__Stated problem__: Nothing but the lines from the one containing "Type out the text in this image." to the end of the data should be returned, exactly as written; pictures are omitted.

(Saved entries)
--------------------------------
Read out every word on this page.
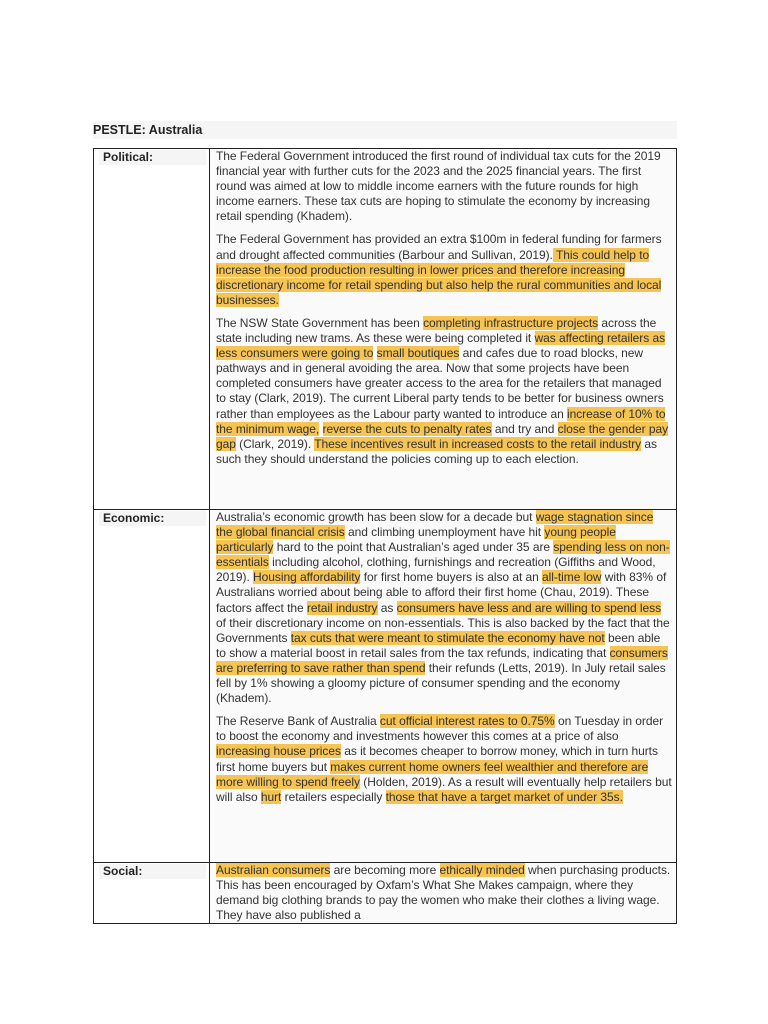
PESTLE: Australia
Political:	The Federal Government introduced the first round of individual tax cuts for the 2019 financial year with further cuts for the 2023 and the 2025 financial years. The first round was aimed at low to middle income earners with the future rounds for high income earners. These tax cuts are hoping to stimulate the economy by increasing retail spending (Khadem).

The Federal Government has provided an extra $100m in federal funding for farmers and drought affected communities (Barbour and Sullivan, 2019). This could help to increase the food production resulting in lower prices and therefore increasing discretionary income for retail spending but also help the rural communities and local businesses.

The NSW State Government has been completing infrastructure projects across the state including new trams. As these were being completed it was affecting retailers as less consumers were going to small boutiques and cafes due to road blocks, new pathways and in general avoiding the area. Now that some projects have been completed consumers have greater access to the area for the retailers that managed to stay (Clark, 2019). The current Liberal party tends to be better for business owners rather than employees as the Labour party wanted to introduce an increase of 10% to the minimum wage, reverse the cuts to penalty rates and try and close the gender pay gap (Clark, 2019). These incentives result in increased costs to the retail industry as such they should understand the policies coming up to each election.

Economic:	Australia’s economic growth has been slow for a decade but wage stagnation since the global financial crisis and climbing unemployment have hit young people particularly hard to the point that Australian’s aged under 35 are spending less on non-essentials including alcohol, clothing, furnishings and recreation (Giffiths and Wood, 2019). Housing affordability for first home buyers is also at an all-time low with 83% of Australians worried about being able to afford their first home (Chau, 2019). These factors affect the retail industry as consumers have less and are willing to spend less of their discretionary income on non-essentials. This is also backed by the fact that the Governments tax cuts that were meant to stimulate the economy have not been able to show a material boost in retail sales from the tax refunds, indicating that consumers are preferring to save rather than spend their refunds (Letts, 2019). In July retail sales fell by 1% showing a gloomy picture of consumer spending and the economy (Khadem).

The Reserve Bank of Australia cut official interest rates to 0.75% on Tuesday in order to boost the economy and investments however this comes at a price of also increasing house prices as it becomes cheaper to borrow money, which in turn hurts first home buyers but makes current home owners feel wealthier and therefore are more willing to spend freely (Holden, 2019). As a result will eventually help retailers but will also hurt retailers especially those that have a target market of under 35s.

Social:	Australian consumers are becoming more ethically minded when purchasing products. This has been encouraged by Oxfam’s What She Makes campaign, where they demand big clothing brands to pay the women who make their clothes a living wage. They have also published a
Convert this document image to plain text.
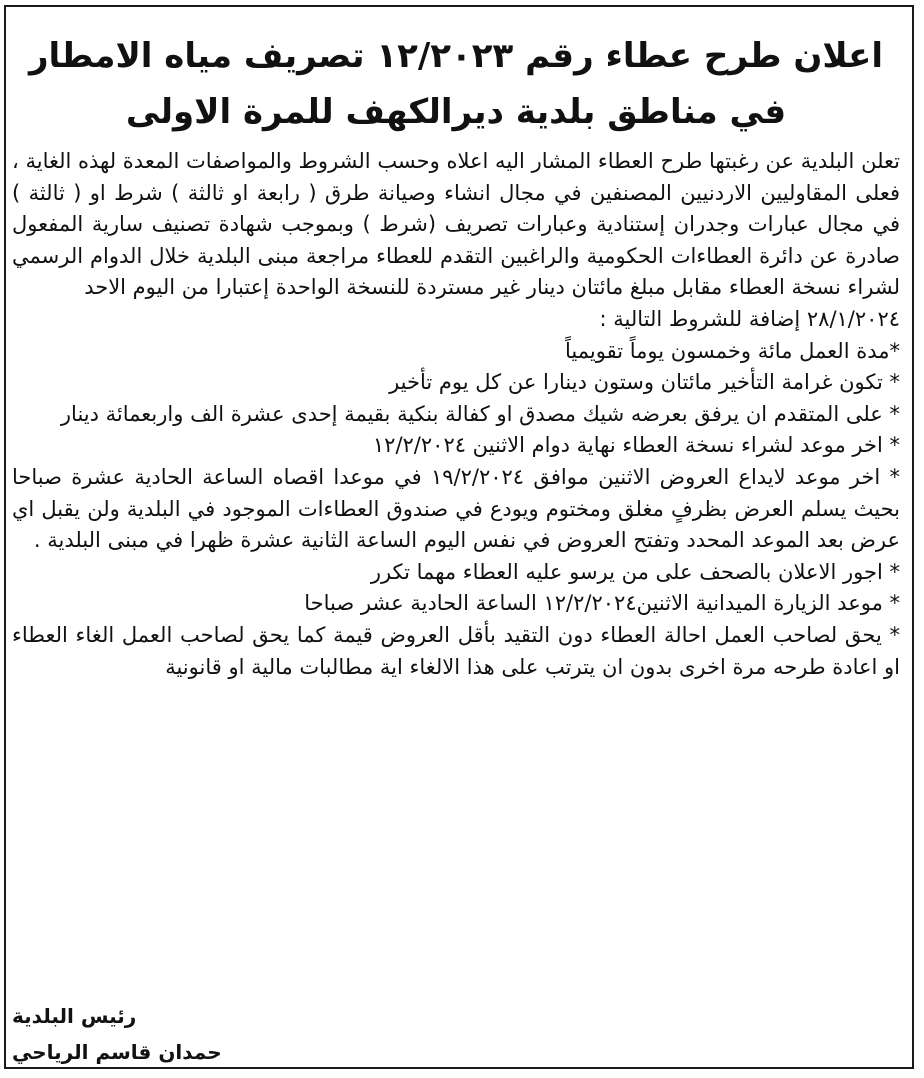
اعلان طرح عطاء رقم ١٢/٢٠٢٣ تصريف مياه الامطار
في مناطق بلدية ديرالكهف للمرة الاولى

تعلن البلدية عن رغبتها طرح العطاء المشار اليه اعلاه وحسب الشروط والمواصفات المعدة لهذه الغاية ، فعلى المقاوليين الاردنيين المصنفين في مجال انشاء وصيانة طرق ( رابعة او ثالثة ) شرط او ( ثالثة ) في مجال عبارات وجدران إستنادية وعبارات تصريف (شرط ) وبموجب شهادة تصنيف سارية المفعول صادرة عن دائرة العطاءات الحكومية والراغبين التقدم للعطاء مراجعة مبنى البلدية خلال الدوام الرسمي لشراء نسخة العطاء مقابل مبلغ مائتان دينار غير مستردة للنسخة الواحدة إعتبارا من اليوم الاحد

٢٨/١/٢٠٢٤ إضافة للشروط التالية :

*مدة العمل مائة وخمسون يوماً تقويمياً
* تكون غرامة التأخير مائتان وستون دينارا عن كل يوم تأخير
* على المتقدم ان يرفق بعرضه شيك مصدق او كفالة بنكية بقيمة إحدى عشرة الف واربعمائة دينار
* اخر موعد لشراء نسخة العطاء نهاية دوام الاثنين ١٢/٢/٢٠٢٤
* اخر موعد لايداع العروض الاثنين موافق ١٩/٢/٢٠٢٤ في موعدا اقصاه الساعة الحادية عشرة صباحا بحيث يسلم العرض بظرفٍ مغلق ومختوم ويودع في صندوق العطاءات الموجود في البلدية ولن يقبل اي عرض بعد الموعد المحدد وتفتح العروض في نفس اليوم الساعة الثانية عشرة ظهرا في مبنى البلدية .
* اجور الاعلان بالصحف على من يرسو عليه العطاء مهما تكرر
* موعد الزيارة الميدانية الاثنين١٢/٢/٢٠٢٤ الساعة الحادية عشر صباحا
* يحق لصاحب العمل احالة العطاء دون التقيد بأقل العروض قيمة كما يحق لصاحب العمل الغاء العطاء او اعادة طرحه مرة اخرى بدون ان يترتب على هذا الالغاء اية مطالبات مالية او قانونية
رئيس البلدية
حمدان قاسم الرياحي
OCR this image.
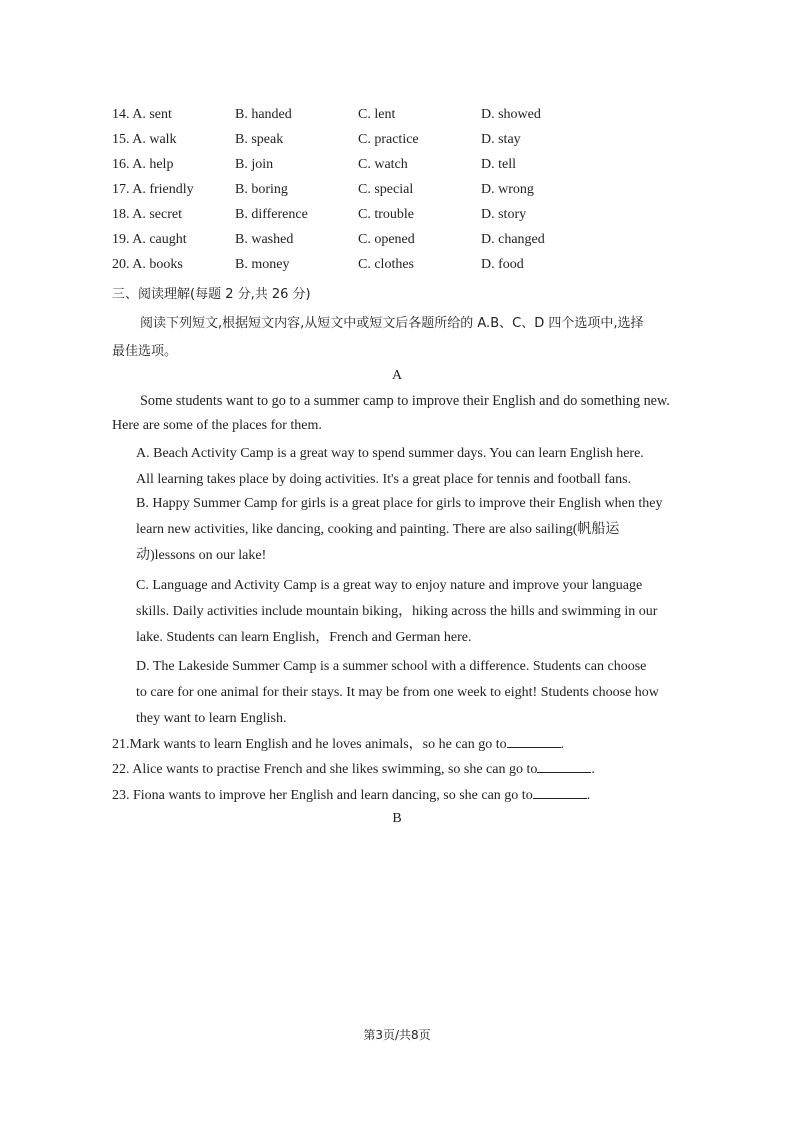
14. A. sent	B. handed	C. lent	D. showed
15. A. walk	B. speak	C. practice	D. stay
16. A. help	B. join	C. watch	D. tell
17. A. friendly	B. boring	C. special	D. wrong
18. A. secret	B. difference	C. trouble	D. story
19. A. caught	B. washed	C. opened	D. changed
20. A. books	B. money	C. clothes	D. food
三、阅读理解(每题 2 分,共 26 分)
阅读下列短文,根据短文内容,从短文中或短文后各题所给的 A.B、C、D 四个选项中,选择
最佳选项。
A
Some students want to go to a summer camp to improve their English and do something new.
Here are some of the places for them.
A. Beach Activity Camp is a great way to spend summer days. You can learn English here.
All learning takes place by doing activities. It's a great place for tennis and football fans.
B. Happy Summer Camp for girls is a great place for girls to improve their English when they
learn new activities, like dancing, cooking and painting. There are also sailing(帆船运
动)lessons on our lake!
C. Language and Activity Camp is a great way to enjoy nature and improve your language
skills. Daily activities include mountain biking，hiking across the hills and swimming in our
lake. Students can learn English，French and German here.
D. The Lakeside Summer Camp is a summer school with a difference. Students can choose
to care for one animal for their stays. It may be from one week to eight! Students choose how
they want to learn English.
21.Mark wants to learn English and he loves animals，so he can go to	.
22. Alice wants to practise French and she likes swimming, so she can go to	.
23. Fiona wants to improve her English and learn dancing, so she can go to	.
B
第3页/共8页
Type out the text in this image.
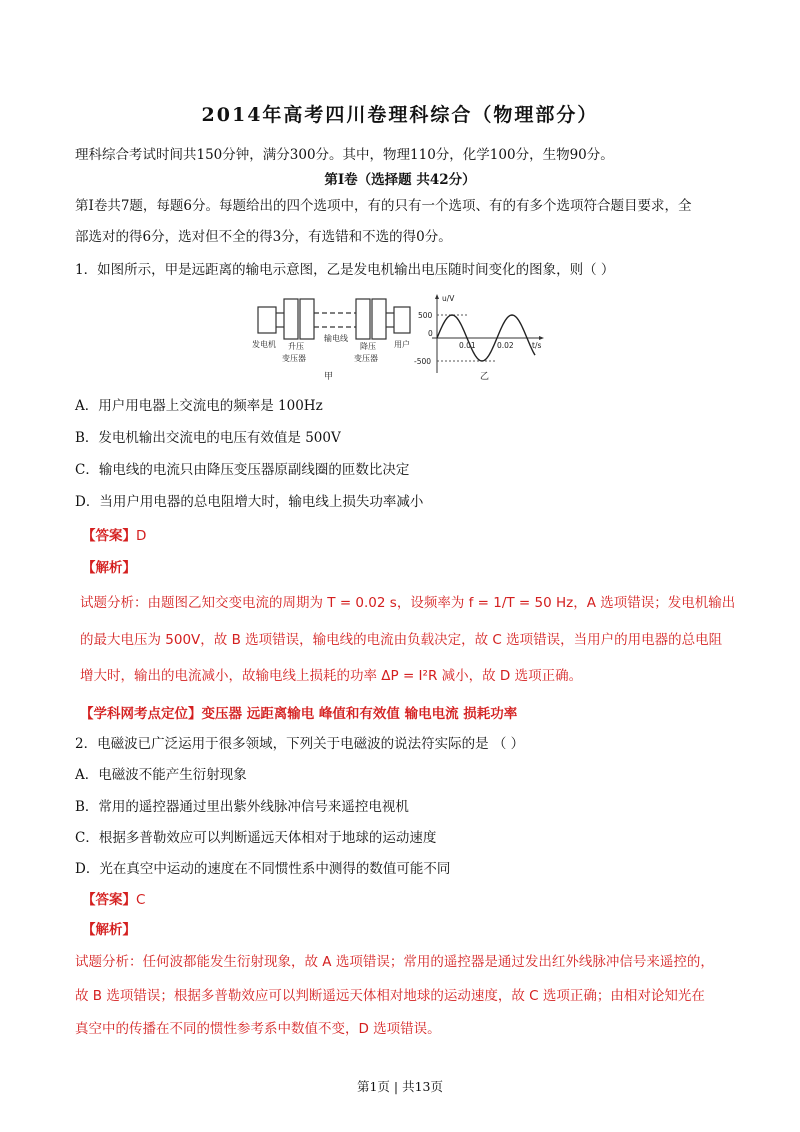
2014年高考四川卷理科综合（物理部分）
理科综合考试时间共150分钟，满分300分。其中，物理110分，化学100分，生物90分。
第Ⅰ卷（选择题 共42分）
第Ⅰ卷共7题，每题6分。每题给出的四个选项中，有的只有一个选项、有的有多个选项符合题目要求，全
部选对的得6分，选对但不全的得3分，有选错和不选的得0分。
1．如图所示，甲是远距离的输电示意图，乙是发电机输出电压随时间变化的图象，则（ ）
发电机 升压
变压器
输电线
降压
变压器
用户
甲
u/V
500
-500
0
0.01	0.02 t/s
乙
A．用户用电器上交流电的频率是 100Hz
B．发电机输出交流电的电压有效值是 500V
C．输电线的电流只由降压变压器原副线圈的匝数比决定
D．当用户用电器的总电阻增大时，输电线上损失功率减小
【答案】D
【解析】
试题分析：由题图乙知交变电流的周期为 T = 0.02 s，设频率为 f = 1/T = 50 Hz，A 选项错误；发电机输出
的最大电压为 500V，故 B 选项错误，输电线的电流由负载决定，故 C 选项错误，当用户的用电器的总电阻
增大时，输出的电流减小，故输电线上损耗的功率 ΔP = I²R 减小，故 D 选项正确。
【学科网考点定位】变压器 远距离输电 峰值和有效值 输电电流 损耗功率
2．电磁波已广泛运用于很多领域，下列关于电磁波的说法符实际的是 （ ）
A．电磁波不能产生衍射现象
B．常用的遥控器通过里出紫外线脉冲信号来遥控电视机
C．根据多普勒效应可以判断遥远天体相对于地球的运动速度
D．光在真空中运动的速度在不同惯性系中测得的数值可能不同
【答案】C
【解析】
试题分析：任何波都能发生衍射现象，故 A 选项错误；常用的遥控器是通过发出红外线脉冲信号来遥控的，
故 B 选项错误；根据多普勒效应可以判断遥远天体相对地球的运动速度，故 C 选项正确；由相对论知光在
真空中的传播在不同的惯性参考系中数值不变，D 选项错误。
第1页 | 共13页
--------------------------------
__Finished answer__:
Type out the text in this image.
2014年高考四川卷理科综合（物理部分）
理科综合考试时间共150分钟，满分300分。其中，物理110分，化学100分，生物90分。
第Ⅰ卷（选择题 共42分）
第Ⅰ卷共7题，每题6分。每题给出的四个选项中，有的只有一个选项、有的有多个选项符合题目要求，全
部选对的得6分，选对但不全的得3分，有选错和不选的得0分。
1．如图所示，甲是远距离的输电示意图，乙是发电机输出电压随时间变化的图象，则（ ）
发电机 升压
变压器
输电线
降压
变压器
用户
甲
u/V
500
-500
0
0.01	0.02 t/s
乙
A．用户用电器上交流电的频率是 100Hz
B．发电机输出交流电的电压有效值是 500V
C．输电线的电流只由降压变压器原副线圈的匝数比决定
D．当用户用电器的总电阻增大时，输电线上损失功率减小
【答案】D
【解析】
试题分析：由题图乙知交变电流的周期为 T = 0.02 s，设频率为 f = 1/T = 50 Hz，A 选项错误；发电机输出
的最大电压为 500V，故 B 选项错误，输电线的电流由负载决定，故 C 选项错误，当用户的用电器的总电阻
增大时，输出的电流减小，故输电线上损耗的功率 ΔP = I²R 减小，故 D 选项正确。
【学科网考点定位】变压器 远距离输电 峰值和有效值 输电电流 损耗功率
2．电磁波已广泛运用于很多领域，下列关于电磁波的说法符实际的是 （ ）
A．电磁波不能产生衍射现象
B．常用的遥控器通过里出紫外线脉冲信号来遥控电视机
C．根据多普勒效应可以判断遥远天体相对于地球的运动速度
D．光在真空中运动的速度在不同惯性系中测得的数值可能不同
【答案】C
【解析】
试题分析：任何波都能发生衍射现象，故 A 选项错误；常用的遥控器是通过发出红外线脉冲信号来遥控的，
故 B 选项错误；根据多普勒效应可以判断遥远天体相对地球的运动速度，故 C 选项正确；由相对论知光在
真空中的传播在不同的惯性参考系中数值不变，D 选项错误。
第1页 | 共13页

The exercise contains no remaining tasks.